STATED TASK> Filter the entries below, keeping only lines with the word "value".

***** GIVEN RECORDS

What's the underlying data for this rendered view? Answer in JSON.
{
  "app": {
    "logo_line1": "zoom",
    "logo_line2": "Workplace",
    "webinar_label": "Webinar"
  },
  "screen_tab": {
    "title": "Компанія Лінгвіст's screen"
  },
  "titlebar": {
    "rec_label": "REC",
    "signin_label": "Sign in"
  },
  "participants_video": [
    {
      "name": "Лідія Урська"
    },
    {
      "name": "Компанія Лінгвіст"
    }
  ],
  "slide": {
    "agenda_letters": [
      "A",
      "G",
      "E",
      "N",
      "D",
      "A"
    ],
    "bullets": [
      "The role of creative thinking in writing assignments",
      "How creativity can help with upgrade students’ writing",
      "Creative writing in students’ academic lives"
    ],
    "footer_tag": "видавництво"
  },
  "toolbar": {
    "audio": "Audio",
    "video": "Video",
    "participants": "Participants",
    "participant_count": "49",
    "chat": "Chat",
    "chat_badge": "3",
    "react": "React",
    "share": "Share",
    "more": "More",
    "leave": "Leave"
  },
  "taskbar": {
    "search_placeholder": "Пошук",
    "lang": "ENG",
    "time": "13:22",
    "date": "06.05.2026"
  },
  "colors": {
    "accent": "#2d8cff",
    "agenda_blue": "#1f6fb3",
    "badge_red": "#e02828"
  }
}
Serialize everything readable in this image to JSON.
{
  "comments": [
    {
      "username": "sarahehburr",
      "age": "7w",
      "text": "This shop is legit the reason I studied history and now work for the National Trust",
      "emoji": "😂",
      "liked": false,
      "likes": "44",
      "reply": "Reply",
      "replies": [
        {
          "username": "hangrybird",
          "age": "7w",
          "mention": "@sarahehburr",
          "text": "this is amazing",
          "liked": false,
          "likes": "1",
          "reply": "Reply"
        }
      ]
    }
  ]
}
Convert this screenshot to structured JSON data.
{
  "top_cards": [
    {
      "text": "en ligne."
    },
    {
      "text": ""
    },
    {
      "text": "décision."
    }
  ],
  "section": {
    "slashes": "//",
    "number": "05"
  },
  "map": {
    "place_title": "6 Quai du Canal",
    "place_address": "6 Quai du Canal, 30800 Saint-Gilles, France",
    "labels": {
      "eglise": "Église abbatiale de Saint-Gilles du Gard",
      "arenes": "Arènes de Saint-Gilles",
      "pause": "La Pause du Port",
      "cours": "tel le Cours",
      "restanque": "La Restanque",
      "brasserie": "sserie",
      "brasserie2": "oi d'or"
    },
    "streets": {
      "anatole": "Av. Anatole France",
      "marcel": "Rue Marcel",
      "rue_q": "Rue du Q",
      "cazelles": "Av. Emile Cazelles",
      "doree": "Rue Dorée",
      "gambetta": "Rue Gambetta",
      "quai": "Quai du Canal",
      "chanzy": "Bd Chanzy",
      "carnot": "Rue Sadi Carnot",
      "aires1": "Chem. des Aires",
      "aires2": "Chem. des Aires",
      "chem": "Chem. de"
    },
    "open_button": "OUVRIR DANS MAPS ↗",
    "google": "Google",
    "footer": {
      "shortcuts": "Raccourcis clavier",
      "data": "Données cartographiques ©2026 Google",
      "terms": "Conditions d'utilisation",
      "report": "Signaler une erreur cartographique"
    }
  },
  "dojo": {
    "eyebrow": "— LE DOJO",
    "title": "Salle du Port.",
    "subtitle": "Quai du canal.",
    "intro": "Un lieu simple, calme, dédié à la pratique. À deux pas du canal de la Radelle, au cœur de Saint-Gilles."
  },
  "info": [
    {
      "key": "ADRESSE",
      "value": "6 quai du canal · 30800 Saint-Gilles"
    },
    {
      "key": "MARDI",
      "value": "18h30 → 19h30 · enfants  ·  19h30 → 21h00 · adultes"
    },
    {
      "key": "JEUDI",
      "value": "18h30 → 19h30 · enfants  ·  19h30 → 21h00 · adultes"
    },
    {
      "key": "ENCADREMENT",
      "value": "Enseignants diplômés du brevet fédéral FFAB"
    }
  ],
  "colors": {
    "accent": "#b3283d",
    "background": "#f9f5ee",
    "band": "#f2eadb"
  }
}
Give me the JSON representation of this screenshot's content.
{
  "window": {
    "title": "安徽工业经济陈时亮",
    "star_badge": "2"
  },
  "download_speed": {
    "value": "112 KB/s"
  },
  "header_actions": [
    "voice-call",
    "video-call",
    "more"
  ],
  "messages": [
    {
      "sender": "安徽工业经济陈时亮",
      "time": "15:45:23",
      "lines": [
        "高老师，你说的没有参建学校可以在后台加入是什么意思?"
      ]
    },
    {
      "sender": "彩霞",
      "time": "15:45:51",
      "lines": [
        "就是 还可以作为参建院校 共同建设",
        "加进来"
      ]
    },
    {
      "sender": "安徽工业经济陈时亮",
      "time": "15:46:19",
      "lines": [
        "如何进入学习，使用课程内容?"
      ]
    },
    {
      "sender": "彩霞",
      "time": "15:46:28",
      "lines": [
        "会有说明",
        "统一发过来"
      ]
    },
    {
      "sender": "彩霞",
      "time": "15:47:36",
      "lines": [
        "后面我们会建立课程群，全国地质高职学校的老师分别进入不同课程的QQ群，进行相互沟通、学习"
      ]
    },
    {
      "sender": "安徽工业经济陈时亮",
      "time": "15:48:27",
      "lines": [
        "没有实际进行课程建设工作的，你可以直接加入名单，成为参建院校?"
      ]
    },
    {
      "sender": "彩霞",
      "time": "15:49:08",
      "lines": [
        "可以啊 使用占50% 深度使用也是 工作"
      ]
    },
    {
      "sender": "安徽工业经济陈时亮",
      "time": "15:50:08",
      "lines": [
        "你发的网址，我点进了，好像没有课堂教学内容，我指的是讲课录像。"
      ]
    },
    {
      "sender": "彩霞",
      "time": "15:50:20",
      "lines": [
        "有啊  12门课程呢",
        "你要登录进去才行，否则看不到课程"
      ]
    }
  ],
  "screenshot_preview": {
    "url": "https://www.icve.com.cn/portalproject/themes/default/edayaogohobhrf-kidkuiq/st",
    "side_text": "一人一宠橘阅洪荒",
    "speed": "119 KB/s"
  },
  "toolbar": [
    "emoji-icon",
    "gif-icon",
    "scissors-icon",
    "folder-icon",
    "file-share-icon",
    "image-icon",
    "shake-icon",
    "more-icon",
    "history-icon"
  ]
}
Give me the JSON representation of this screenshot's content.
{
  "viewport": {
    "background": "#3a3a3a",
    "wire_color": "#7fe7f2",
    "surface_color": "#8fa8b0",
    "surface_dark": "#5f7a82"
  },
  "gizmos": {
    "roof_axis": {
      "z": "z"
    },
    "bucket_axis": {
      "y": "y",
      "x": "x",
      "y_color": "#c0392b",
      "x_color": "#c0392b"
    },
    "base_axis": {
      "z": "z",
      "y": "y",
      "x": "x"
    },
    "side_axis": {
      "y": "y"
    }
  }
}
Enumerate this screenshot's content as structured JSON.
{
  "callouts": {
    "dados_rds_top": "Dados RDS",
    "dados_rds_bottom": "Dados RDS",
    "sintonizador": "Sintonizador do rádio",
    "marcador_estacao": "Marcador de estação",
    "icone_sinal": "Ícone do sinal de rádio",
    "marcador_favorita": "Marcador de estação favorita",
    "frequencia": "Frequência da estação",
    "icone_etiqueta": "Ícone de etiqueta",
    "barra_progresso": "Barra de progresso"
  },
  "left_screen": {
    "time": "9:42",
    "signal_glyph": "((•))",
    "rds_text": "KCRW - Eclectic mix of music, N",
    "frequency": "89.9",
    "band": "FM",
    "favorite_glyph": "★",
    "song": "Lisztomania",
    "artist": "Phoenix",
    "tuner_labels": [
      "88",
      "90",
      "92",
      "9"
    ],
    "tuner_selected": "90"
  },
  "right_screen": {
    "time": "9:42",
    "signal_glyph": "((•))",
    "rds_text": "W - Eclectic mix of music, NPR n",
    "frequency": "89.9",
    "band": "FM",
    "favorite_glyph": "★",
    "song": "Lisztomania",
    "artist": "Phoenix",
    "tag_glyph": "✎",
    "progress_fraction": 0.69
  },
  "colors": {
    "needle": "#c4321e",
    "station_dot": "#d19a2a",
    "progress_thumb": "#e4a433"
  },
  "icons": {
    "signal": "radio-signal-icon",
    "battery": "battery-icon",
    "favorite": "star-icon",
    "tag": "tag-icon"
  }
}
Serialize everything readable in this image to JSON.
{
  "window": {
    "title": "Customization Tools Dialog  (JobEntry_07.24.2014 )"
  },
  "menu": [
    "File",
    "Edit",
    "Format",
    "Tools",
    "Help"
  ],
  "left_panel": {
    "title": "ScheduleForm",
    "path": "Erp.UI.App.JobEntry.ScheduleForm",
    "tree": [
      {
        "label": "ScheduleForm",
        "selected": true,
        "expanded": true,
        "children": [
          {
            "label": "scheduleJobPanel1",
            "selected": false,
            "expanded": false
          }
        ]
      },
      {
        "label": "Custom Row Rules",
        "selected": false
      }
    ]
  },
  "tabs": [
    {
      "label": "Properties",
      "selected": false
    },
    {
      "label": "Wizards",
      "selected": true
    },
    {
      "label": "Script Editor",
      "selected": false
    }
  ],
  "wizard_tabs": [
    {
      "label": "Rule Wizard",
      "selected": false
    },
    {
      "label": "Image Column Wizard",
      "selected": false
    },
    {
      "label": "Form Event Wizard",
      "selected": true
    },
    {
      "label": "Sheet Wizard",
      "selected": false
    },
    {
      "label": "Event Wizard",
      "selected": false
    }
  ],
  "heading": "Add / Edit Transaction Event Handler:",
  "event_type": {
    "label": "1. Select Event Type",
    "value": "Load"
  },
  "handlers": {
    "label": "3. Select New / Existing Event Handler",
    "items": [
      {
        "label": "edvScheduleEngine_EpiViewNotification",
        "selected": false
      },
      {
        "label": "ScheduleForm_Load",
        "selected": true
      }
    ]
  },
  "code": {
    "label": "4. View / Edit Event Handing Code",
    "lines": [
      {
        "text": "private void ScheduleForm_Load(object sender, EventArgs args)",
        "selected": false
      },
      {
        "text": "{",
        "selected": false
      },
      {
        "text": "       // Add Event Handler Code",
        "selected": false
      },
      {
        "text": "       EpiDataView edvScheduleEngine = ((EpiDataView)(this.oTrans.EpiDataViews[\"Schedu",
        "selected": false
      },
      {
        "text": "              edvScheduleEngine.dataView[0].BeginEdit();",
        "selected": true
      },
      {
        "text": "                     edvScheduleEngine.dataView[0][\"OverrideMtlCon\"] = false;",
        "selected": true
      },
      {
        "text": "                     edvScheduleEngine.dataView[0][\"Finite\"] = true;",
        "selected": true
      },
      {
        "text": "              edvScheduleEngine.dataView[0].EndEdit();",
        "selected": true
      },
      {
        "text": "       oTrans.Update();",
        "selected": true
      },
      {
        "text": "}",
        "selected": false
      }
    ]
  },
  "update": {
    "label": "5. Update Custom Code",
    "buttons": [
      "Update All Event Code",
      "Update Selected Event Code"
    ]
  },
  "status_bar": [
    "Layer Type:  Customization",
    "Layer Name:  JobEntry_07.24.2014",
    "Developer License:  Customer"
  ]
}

**********

OUTPUT FOR THIS EXERCISE>
      "value": "6 quai du canal · 30800 Saint-Gilles"
      "value": "18h30 → 19h30 · enfants  ·  19h30 → 21h00 · adultes"
      "value": "18h30 → 19h30 · enfants  ·  19h30 → 21h00 · adultes"
      "value": "Enseignants diplômés du brevet fédéral FFAB"
    "value": "112 KB/s"
    "value": "Load"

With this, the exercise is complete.